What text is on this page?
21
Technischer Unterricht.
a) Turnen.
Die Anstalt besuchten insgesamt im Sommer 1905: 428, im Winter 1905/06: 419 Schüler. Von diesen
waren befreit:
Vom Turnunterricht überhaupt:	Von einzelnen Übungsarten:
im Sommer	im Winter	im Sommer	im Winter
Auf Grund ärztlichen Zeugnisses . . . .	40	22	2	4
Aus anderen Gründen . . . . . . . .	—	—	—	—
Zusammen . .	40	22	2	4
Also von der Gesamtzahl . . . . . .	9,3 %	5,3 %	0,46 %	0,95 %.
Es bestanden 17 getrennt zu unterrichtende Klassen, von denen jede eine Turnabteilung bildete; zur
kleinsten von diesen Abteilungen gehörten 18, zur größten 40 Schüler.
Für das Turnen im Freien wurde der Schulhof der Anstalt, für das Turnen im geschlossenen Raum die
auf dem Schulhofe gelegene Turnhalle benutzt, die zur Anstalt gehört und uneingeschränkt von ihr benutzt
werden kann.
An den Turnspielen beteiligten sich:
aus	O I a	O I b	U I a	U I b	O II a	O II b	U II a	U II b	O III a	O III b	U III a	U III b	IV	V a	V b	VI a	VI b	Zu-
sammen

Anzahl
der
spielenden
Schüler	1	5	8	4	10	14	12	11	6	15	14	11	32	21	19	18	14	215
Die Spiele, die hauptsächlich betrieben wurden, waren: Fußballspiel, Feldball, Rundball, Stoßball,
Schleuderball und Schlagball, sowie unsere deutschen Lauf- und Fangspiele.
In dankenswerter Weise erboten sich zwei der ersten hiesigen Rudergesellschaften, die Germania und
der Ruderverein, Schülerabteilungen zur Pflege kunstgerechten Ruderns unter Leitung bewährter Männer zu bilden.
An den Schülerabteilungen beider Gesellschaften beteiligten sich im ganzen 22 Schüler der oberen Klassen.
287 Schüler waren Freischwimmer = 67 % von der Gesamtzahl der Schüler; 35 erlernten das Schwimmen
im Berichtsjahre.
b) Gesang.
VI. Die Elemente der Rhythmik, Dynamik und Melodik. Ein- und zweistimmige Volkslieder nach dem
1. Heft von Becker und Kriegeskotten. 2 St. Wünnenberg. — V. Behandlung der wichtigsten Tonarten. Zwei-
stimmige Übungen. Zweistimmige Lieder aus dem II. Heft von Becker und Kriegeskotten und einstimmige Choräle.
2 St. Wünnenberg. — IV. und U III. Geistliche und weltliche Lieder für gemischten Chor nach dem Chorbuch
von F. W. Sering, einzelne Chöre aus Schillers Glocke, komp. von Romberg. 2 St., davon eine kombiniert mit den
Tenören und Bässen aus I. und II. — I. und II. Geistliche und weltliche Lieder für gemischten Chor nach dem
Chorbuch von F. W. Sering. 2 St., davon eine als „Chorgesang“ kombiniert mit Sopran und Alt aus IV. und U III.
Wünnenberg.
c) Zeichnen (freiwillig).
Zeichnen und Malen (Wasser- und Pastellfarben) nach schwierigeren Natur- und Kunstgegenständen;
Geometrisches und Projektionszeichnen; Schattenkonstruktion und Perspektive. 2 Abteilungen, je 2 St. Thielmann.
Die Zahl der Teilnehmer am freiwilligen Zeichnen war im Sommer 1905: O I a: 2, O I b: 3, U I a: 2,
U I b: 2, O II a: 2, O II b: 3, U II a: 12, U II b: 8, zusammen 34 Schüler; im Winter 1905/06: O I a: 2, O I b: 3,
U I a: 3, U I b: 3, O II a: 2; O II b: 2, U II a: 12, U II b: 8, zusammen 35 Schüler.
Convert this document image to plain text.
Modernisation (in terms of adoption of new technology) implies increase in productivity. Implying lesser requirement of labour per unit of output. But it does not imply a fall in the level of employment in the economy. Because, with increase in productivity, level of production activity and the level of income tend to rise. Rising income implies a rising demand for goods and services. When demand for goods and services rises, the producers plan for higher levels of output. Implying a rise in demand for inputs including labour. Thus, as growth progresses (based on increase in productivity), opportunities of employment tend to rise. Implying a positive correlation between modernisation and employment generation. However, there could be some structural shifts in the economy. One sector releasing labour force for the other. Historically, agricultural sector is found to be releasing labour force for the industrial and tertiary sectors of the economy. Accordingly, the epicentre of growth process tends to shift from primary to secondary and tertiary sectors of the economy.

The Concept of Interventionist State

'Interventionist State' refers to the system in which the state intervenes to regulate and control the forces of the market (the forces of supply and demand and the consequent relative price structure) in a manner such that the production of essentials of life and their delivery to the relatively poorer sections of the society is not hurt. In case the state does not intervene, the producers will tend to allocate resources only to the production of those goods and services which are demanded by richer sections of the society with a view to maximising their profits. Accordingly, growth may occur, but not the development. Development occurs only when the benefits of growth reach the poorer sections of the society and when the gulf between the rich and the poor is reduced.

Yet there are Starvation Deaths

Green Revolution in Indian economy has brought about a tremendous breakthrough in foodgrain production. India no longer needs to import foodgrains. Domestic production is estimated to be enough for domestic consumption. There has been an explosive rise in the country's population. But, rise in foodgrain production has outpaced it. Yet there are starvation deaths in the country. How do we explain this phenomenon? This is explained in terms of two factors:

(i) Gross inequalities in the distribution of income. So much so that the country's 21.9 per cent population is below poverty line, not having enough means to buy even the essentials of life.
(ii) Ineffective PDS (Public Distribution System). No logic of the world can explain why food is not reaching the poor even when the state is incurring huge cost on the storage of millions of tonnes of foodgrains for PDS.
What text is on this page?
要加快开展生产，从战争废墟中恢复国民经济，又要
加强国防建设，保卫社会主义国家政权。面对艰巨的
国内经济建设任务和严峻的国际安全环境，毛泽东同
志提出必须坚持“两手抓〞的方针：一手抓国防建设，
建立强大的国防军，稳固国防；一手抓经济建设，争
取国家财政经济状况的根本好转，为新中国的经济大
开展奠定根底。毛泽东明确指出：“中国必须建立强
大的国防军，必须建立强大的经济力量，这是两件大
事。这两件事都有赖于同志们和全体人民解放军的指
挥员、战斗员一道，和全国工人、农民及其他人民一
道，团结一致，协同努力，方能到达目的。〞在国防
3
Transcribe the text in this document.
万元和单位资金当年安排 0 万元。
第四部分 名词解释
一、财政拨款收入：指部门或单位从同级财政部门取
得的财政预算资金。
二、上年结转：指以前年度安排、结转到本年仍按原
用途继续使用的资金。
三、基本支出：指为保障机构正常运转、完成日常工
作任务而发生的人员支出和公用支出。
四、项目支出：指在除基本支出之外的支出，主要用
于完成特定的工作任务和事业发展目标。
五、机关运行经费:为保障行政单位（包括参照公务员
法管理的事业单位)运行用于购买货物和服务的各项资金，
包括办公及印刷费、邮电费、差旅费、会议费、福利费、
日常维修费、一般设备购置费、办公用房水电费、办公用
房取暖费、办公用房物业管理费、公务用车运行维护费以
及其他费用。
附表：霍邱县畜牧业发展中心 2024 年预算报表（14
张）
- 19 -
_ _ _
§ TASK DIRECTIONS
Find every line in the listing that holds the string "weltliche", then say how many there are as a bare number.

§ CORRECT RESULT
2